* START *

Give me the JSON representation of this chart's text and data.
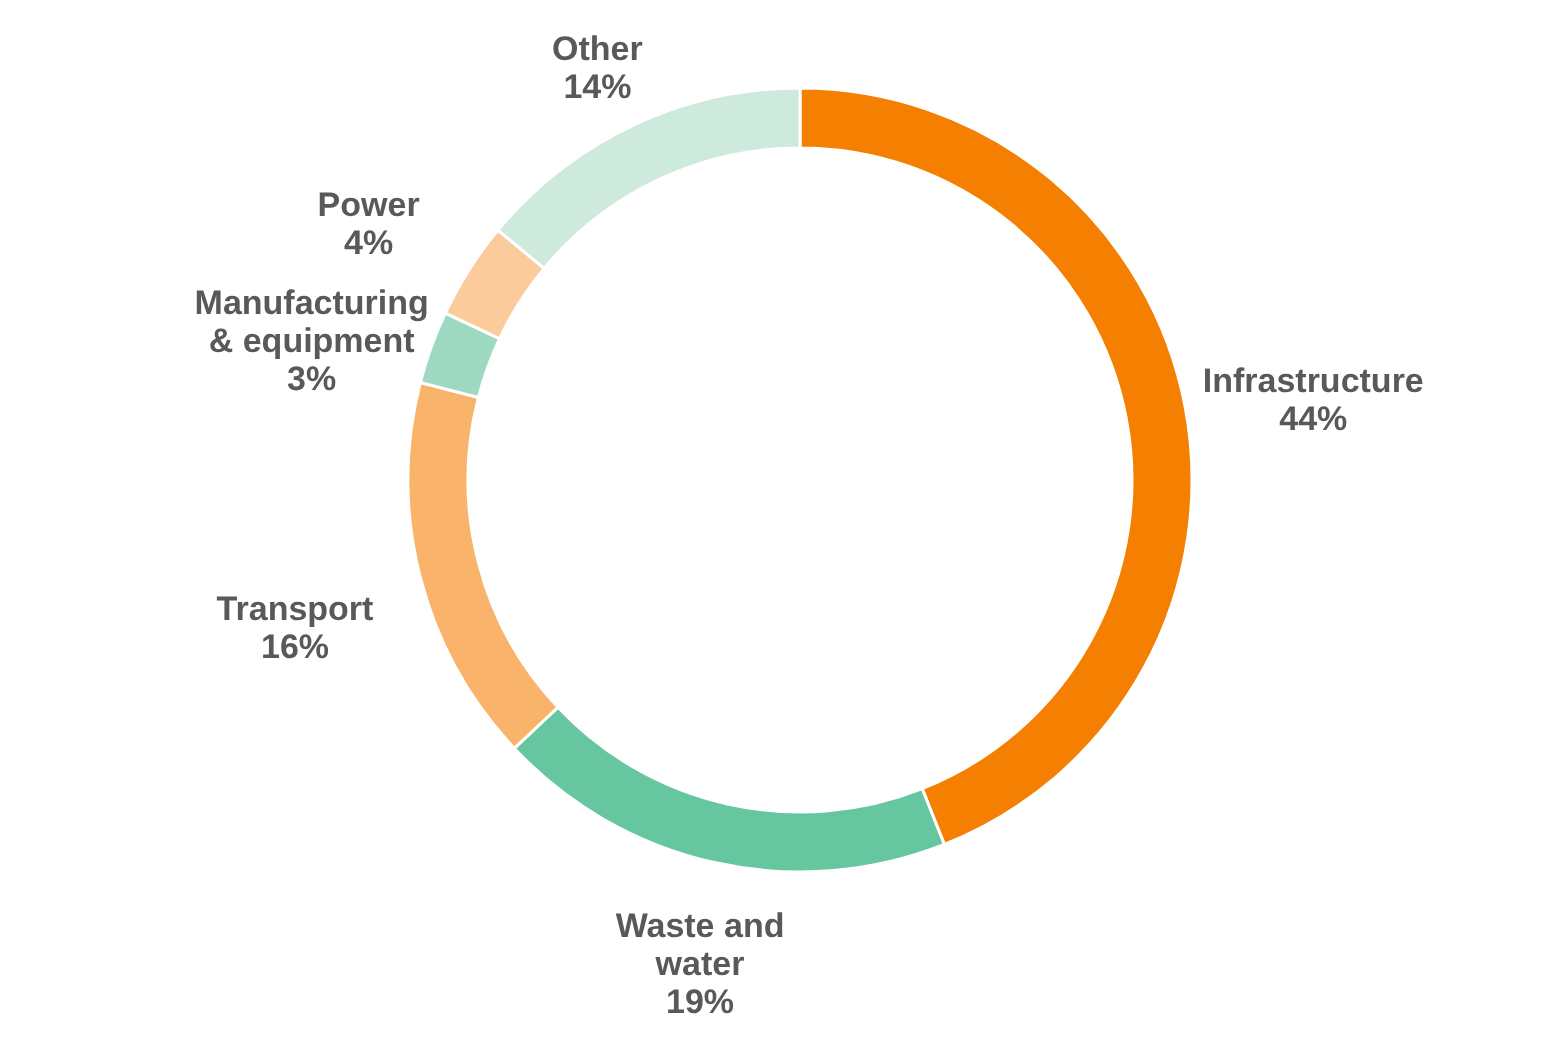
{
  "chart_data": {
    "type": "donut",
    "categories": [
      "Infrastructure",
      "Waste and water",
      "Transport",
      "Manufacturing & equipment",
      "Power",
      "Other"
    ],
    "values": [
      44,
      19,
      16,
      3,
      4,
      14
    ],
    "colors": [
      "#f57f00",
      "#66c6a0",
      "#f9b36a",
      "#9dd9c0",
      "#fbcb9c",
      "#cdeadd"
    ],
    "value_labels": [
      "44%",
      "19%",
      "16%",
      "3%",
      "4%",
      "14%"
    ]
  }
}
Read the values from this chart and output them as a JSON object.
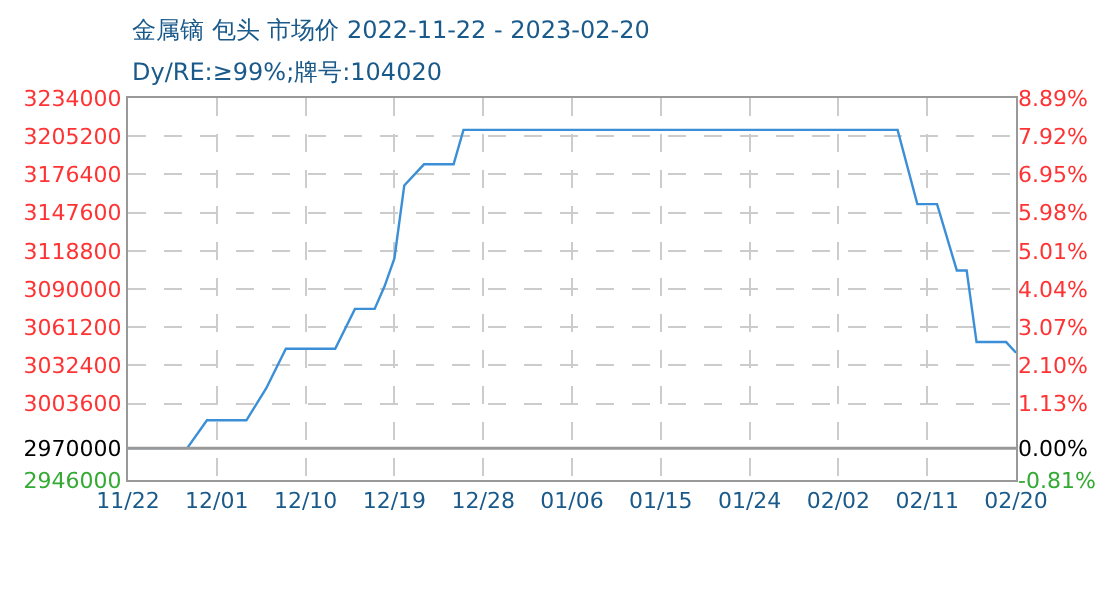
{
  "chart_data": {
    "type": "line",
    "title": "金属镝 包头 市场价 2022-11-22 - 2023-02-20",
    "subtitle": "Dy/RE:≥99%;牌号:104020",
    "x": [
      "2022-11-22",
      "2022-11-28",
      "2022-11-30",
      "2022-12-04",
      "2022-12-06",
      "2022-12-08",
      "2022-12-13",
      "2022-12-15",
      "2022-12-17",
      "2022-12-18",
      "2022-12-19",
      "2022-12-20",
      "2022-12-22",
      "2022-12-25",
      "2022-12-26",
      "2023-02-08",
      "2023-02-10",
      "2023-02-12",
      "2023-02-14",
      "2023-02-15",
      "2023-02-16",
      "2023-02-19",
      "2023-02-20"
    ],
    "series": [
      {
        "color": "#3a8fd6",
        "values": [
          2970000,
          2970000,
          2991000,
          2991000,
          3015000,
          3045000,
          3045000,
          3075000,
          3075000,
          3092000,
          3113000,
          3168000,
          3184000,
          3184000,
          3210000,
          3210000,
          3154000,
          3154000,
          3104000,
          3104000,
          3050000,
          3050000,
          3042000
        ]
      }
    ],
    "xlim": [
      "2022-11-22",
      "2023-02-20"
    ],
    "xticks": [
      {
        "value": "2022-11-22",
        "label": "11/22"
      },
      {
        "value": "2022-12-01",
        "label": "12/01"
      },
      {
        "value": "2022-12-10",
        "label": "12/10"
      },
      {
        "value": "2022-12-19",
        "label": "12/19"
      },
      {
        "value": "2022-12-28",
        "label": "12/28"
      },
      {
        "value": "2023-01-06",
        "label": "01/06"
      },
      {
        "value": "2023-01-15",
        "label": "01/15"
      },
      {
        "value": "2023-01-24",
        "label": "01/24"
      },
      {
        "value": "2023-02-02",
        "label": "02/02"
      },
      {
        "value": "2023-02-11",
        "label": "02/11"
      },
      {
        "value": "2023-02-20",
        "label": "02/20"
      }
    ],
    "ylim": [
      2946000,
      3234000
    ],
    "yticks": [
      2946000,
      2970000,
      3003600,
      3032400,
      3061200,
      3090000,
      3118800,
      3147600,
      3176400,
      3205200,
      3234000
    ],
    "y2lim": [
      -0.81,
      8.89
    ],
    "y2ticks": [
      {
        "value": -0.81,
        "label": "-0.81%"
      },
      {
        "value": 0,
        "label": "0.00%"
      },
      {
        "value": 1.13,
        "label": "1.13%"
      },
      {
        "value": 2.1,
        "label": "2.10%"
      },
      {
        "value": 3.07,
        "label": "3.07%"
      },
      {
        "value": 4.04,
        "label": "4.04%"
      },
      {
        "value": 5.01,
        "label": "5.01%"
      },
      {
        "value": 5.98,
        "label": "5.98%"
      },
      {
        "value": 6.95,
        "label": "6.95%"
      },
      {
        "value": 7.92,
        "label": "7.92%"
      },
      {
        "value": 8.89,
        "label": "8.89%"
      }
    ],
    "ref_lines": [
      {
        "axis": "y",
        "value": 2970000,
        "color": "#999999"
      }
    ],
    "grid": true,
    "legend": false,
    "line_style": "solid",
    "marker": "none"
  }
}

* END *

### EXERCISE TASK
Reproduce the full material exactly, excluding the pictures.

### CORRECT OUTPUT
Give me the JSON representation of this chart's text and data.
{
  "chart_data": {
    "type": "donut",
    "categories": [
      "Infrastructure",
      "Waste and water",
      "Transport",
      "Manufacturing & equipment",
      "Power",
      "Other"
    ],
    "values": [
      44,
      19,
      16,
      3,
      4,
      14
    ],
    "colors": [
      "#f57f00",
      "#66c6a0",
      "#f9b36a",
      "#9dd9c0",
      "#fbcb9c",
      "#cdeadd"
    ],
    "value_labels": [
      "44%",
      "19%",
      "16%",
      "3%",
      "4%",
      "14%"
    ]
  }
}
Read the values from this chart and output them as a JSON object.
{
  "chart_data": {
    "type": "line",
    "title": "金属镝 包头 市场价 2022-11-22 - 2023-02-20",
    "subtitle": "Dy/RE:≥99%;牌号:104020",
    "x": [
      "2022-11-22",
      "2022-11-28",
      "2022-11-30",
      "2022-12-04",
      "2022-12-06",
      "2022-12-08",
      "2022-12-13",
      "2022-12-15",
      "2022-12-17",
      "2022-12-18",
      "2022-12-19",
      "2022-12-20",
      "2022-12-22",
      "2022-12-25",
      "2022-12-26",
      "2023-02-08",
      "2023-02-10",
      "2023-02-12",
      "2023-02-14",
      "2023-02-15",
      "2023-02-16",
      "2023-02-19",
      "2023-02-20"
    ],
    "series": [
      {
        "color": "#3a8fd6",
        "values": [
          2970000,
          2970000,
          2991000,
          2991000,
          3015000,
          3045000,
          3045000,
          3075000,
          3075000,
          3092000,
          3113000,
          3168000,
          3184000,
          3184000,
          3210000,
          3210000,
          3154000,
          3154000,
          3104000,
          3104000,
          3050000,
          3050000,
          3042000
        ]
      }
    ],
    "xlim": [
      "2022-11-22",
      "2023-02-20"
    ],
    "xticks": [
      {
        "value": "2022-11-22",
        "label": "11/22"
      },
      {
        "value": "2022-12-01",
        "label": "12/01"
      },
      {
        "value": "2022-12-10",
        "label": "12/10"
      },
      {
        "value": "2022-12-19",
        "label": "12/19"
      },
      {
        "value": "2022-12-28",
        "label": "12/28"
      },
      {
        "value": "2023-01-06",
        "label": "01/06"
      },
      {
        "value": "2023-01-15",
        "label": "01/15"
      },
      {
        "value": "2023-01-24",
        "label": "01/24"
      },
      {
        "value": "2023-02-02",
        "label": "02/02"
      },
      {
        "value": "2023-02-11",
        "label": "02/11"
      },
      {
        "value": "2023-02-20",
        "label": "02/20"
      }
    ],
    "ylim": [
      2946000,
      3234000
    ],
    "yticks": [
      2946000,
      2970000,
      3003600,
      3032400,
      3061200,
      3090000,
      3118800,
      3147600,
      3176400,
      3205200,
      3234000
    ],
    "y2lim": [
      -0.81,
      8.89
    ],
    "y2ticks": [
      {
        "value": -0.81,
        "label": "-0.81%"
      },
      {
        "value": 0,
        "label": "0.00%"
      },
      {
        "value": 1.13,
        "label": "1.13%"
      },
      {
        "value": 2.1,
        "label": "2.10%"
      },
      {
        "value": 3.07,
        "label": "3.07%"
      },
      {
        "value": 4.04,
        "label": "4.04%"
      },
      {
        "value": 5.01,
        "label": "5.01%"
      },
      {
        "value": 5.98,
        "label": "5.98%"
      },
      {
        "value": 6.95,
        "label": "6.95%"
      },
      {
        "value": 7.92,
        "label": "7.92%"
      },
      {
        "value": 8.89,
        "label": "8.89%"
      }
    ],
    "ref_lines": [
      {
        "axis": "y",
        "value": 2970000,
        "color": "#999999"
      }
    ],
    "grid": true,
    "legend": false,
    "line_style": "solid",
    "marker": "none"
  }
}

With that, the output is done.